Directions |
Pull each line holding the word "Records" from the data.

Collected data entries
━━━━━━━━━━
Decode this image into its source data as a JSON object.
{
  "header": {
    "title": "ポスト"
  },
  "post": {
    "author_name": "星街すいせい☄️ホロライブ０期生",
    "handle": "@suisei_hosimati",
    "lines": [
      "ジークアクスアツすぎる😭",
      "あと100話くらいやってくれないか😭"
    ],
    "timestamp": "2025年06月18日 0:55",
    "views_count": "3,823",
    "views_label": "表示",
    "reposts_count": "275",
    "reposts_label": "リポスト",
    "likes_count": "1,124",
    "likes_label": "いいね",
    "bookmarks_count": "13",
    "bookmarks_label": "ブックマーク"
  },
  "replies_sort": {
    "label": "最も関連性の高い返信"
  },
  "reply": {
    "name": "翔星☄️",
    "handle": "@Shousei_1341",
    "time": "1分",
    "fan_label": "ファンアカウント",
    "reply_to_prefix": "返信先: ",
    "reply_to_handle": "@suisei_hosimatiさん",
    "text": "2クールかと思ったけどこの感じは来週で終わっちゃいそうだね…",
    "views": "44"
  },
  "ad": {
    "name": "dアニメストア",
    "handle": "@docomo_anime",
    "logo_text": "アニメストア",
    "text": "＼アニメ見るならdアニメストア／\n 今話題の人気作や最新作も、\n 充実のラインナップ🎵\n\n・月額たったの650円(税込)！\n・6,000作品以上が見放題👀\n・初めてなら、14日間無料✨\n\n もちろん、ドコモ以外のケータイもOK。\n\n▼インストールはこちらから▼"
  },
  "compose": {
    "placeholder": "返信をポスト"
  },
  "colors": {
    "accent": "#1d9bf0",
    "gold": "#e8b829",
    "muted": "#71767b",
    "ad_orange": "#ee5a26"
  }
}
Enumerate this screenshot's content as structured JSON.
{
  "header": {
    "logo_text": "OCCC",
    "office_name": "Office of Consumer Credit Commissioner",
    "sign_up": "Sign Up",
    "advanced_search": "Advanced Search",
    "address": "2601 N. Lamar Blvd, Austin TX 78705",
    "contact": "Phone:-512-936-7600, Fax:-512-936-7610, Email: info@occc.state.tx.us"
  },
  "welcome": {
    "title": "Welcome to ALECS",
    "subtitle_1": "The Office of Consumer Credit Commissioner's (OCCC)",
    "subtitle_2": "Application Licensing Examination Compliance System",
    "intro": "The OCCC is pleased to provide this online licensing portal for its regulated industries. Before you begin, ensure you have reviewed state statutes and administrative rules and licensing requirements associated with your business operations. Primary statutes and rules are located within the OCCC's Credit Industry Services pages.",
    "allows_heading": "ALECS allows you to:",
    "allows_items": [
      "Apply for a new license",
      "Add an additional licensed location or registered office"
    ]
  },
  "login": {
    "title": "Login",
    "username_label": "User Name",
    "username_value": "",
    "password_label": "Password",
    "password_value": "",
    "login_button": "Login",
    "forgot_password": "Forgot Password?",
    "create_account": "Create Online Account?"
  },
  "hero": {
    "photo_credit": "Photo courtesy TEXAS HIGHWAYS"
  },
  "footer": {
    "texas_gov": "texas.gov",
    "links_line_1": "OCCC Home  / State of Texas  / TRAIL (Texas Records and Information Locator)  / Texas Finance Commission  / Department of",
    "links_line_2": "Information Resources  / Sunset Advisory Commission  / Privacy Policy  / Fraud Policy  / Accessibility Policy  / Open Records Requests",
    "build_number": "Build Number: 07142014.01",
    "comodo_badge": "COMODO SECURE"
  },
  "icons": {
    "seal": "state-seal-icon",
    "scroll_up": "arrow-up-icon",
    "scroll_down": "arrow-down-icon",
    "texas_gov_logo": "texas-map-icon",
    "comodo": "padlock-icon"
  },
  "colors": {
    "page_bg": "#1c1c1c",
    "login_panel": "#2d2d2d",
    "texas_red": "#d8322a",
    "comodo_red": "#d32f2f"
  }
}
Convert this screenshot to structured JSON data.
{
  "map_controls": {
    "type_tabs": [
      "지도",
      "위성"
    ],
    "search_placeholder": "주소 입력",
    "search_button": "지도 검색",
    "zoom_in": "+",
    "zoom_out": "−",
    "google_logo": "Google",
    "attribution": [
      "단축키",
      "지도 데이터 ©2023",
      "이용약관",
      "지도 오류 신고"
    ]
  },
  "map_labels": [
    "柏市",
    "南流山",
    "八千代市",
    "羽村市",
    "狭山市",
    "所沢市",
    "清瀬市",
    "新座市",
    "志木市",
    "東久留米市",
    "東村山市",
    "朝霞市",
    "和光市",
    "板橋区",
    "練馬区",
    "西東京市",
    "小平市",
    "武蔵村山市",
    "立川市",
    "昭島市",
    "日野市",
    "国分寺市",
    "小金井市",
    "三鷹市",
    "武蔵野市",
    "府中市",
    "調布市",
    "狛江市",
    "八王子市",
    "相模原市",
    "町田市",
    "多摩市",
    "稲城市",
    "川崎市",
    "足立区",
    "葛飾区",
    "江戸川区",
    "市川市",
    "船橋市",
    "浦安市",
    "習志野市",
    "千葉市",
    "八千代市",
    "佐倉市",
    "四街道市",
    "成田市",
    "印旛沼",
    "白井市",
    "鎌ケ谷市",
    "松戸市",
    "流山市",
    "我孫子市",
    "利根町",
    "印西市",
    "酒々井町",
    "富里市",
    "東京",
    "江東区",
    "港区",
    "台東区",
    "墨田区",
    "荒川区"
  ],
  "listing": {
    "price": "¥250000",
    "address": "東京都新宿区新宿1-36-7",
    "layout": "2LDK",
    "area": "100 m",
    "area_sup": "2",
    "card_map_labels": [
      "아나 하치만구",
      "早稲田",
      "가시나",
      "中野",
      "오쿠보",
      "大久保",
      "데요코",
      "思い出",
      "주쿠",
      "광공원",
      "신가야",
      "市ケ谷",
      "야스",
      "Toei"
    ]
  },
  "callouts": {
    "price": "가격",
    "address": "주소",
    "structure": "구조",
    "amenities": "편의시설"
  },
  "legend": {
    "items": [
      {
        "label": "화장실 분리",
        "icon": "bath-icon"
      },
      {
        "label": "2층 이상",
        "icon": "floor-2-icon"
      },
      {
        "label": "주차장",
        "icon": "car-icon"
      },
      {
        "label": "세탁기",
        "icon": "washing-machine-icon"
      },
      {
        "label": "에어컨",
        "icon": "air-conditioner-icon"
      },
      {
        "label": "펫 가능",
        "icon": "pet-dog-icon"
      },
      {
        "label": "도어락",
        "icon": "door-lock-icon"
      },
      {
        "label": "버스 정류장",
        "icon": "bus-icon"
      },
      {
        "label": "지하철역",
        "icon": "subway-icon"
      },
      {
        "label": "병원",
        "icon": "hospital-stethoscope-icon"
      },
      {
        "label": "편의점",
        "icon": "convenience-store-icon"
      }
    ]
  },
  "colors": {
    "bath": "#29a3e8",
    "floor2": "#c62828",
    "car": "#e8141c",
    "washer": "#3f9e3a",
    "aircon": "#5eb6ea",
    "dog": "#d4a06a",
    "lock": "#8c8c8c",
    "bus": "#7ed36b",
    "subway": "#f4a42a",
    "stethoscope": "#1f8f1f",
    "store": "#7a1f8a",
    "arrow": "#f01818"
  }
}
━━━━━━━━━━
Full answer |
    "links_line_1": "OCCC Home  / State of Texas  / TRAIL (Texas Records and Information Locator)  / Texas Finance Commission  / Department of",
    "links_line_2": "Information Resources  / Sunset Advisory Commission  / Privacy Policy  / Fraud Policy  / Accessibility Policy  / Open Records Requests",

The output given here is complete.